## The exercise
Return all lines where the word "true" can be found.

'''

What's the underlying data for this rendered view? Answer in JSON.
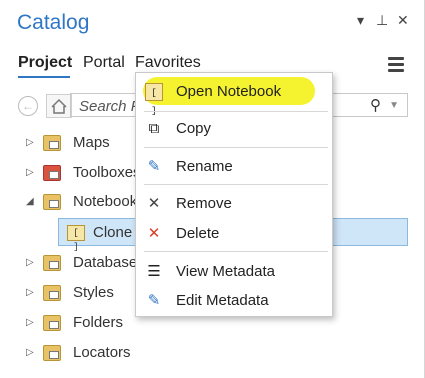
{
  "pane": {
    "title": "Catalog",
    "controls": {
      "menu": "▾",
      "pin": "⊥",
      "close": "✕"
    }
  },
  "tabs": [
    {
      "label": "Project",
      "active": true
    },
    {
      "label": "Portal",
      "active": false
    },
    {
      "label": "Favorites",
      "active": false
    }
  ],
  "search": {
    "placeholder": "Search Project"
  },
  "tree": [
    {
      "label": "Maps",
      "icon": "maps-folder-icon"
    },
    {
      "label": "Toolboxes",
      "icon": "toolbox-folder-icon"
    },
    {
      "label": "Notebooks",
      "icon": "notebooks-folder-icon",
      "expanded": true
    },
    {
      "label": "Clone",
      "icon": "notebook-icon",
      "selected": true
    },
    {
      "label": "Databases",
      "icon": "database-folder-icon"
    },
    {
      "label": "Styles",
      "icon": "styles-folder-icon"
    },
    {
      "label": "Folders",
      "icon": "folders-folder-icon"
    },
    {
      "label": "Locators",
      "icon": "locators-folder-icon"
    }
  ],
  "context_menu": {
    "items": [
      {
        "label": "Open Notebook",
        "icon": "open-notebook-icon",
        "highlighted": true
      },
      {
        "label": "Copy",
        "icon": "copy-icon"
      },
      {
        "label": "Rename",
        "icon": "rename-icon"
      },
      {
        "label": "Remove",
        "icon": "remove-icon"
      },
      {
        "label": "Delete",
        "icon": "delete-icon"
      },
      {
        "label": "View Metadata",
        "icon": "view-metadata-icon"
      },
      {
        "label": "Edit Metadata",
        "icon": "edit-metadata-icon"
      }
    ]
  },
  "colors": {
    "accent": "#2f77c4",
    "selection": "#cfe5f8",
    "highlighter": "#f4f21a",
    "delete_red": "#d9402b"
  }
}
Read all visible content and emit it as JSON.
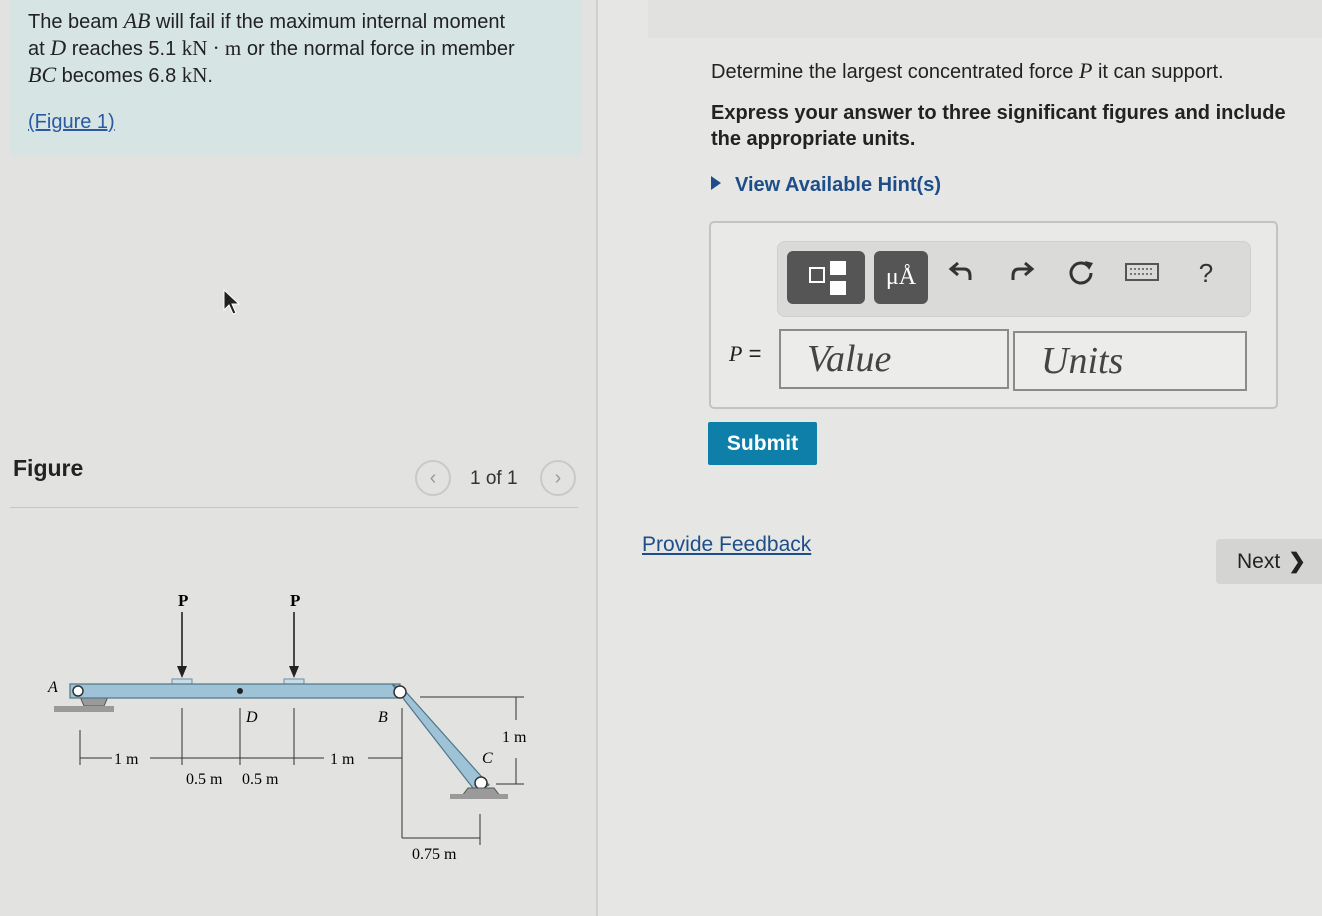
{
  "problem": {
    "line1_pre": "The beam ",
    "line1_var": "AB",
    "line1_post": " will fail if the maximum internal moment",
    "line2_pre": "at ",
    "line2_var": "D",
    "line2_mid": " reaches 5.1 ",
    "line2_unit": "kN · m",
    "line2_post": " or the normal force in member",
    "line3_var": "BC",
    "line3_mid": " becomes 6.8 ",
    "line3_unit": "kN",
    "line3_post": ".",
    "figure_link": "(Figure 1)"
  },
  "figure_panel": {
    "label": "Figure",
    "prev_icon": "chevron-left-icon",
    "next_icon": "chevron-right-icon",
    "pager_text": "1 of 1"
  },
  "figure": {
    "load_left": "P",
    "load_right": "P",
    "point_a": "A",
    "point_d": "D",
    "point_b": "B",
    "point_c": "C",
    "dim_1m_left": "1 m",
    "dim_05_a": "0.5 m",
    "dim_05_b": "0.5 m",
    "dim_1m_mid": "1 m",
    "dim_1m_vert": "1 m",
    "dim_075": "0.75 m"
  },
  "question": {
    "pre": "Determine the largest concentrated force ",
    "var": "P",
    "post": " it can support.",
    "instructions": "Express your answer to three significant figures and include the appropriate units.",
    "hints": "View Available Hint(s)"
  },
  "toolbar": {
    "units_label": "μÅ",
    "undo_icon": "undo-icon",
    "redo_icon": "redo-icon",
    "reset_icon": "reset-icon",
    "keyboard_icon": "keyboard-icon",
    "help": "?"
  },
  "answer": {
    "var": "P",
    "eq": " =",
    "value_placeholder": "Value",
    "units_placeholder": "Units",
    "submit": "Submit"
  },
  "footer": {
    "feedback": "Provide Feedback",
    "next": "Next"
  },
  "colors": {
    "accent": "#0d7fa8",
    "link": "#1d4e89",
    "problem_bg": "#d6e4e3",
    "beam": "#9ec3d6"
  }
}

'''

## Task answer
      "active": true
      "expanded": true
      "selected": true
        "highlighted": true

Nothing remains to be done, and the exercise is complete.